[Dataset entries]
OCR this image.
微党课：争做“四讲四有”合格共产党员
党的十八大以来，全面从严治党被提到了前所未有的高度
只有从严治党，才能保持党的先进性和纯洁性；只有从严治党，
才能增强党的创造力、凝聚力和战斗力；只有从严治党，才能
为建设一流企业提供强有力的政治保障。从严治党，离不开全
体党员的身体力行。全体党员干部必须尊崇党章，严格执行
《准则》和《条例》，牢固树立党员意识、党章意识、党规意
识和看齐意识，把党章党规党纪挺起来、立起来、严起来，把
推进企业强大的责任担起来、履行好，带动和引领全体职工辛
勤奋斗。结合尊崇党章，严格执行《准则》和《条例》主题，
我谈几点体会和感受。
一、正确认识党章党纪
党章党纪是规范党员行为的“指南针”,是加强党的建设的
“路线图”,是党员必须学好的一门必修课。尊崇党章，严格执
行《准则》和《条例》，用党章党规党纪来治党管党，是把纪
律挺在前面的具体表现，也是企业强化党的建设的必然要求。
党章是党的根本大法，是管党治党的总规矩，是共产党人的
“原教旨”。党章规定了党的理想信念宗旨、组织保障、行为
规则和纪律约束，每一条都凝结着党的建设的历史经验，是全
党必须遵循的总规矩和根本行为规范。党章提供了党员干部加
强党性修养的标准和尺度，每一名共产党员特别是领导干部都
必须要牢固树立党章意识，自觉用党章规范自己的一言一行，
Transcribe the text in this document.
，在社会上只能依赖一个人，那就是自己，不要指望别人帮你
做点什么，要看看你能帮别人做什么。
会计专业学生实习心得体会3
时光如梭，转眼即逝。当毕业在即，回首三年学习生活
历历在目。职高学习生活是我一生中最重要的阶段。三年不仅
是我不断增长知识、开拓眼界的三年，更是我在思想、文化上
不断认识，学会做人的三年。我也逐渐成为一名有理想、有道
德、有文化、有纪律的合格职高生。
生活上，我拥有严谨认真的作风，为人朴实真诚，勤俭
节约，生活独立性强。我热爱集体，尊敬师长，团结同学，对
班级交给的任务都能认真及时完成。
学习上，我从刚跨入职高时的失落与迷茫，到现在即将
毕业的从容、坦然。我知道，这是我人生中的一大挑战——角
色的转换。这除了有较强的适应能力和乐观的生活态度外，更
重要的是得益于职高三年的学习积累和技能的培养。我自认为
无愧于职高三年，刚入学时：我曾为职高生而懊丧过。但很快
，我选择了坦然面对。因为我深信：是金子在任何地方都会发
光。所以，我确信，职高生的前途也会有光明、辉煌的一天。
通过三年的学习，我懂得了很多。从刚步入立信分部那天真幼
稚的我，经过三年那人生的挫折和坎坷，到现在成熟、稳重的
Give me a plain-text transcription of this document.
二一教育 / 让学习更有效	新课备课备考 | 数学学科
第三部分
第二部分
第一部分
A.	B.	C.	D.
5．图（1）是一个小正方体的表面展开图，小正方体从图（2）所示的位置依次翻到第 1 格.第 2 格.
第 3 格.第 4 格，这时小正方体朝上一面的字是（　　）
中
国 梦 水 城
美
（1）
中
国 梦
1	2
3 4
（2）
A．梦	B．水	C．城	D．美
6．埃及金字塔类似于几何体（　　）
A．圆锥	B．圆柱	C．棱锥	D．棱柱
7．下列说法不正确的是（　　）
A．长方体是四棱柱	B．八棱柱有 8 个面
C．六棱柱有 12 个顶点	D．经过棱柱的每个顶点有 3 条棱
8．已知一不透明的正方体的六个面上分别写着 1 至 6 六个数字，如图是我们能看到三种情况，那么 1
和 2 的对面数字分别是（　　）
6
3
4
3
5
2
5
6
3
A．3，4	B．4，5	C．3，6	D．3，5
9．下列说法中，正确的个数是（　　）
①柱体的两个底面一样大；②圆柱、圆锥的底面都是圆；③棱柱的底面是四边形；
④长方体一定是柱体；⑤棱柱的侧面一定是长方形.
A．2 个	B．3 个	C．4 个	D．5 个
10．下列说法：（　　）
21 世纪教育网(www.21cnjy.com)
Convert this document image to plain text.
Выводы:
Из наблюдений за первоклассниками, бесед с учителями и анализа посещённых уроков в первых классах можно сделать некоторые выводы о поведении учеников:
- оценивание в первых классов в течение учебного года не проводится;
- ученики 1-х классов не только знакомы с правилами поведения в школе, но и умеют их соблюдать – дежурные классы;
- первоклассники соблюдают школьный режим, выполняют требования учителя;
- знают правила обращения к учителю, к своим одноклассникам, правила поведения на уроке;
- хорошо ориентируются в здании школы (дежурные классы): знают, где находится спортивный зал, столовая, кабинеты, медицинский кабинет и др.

| What to produce |
Extract every line from the records above that contains the word "document".

| Result |
Transcribe the text in this document.
Give me a plain-text transcription of this document.
Convert this document image to plain text.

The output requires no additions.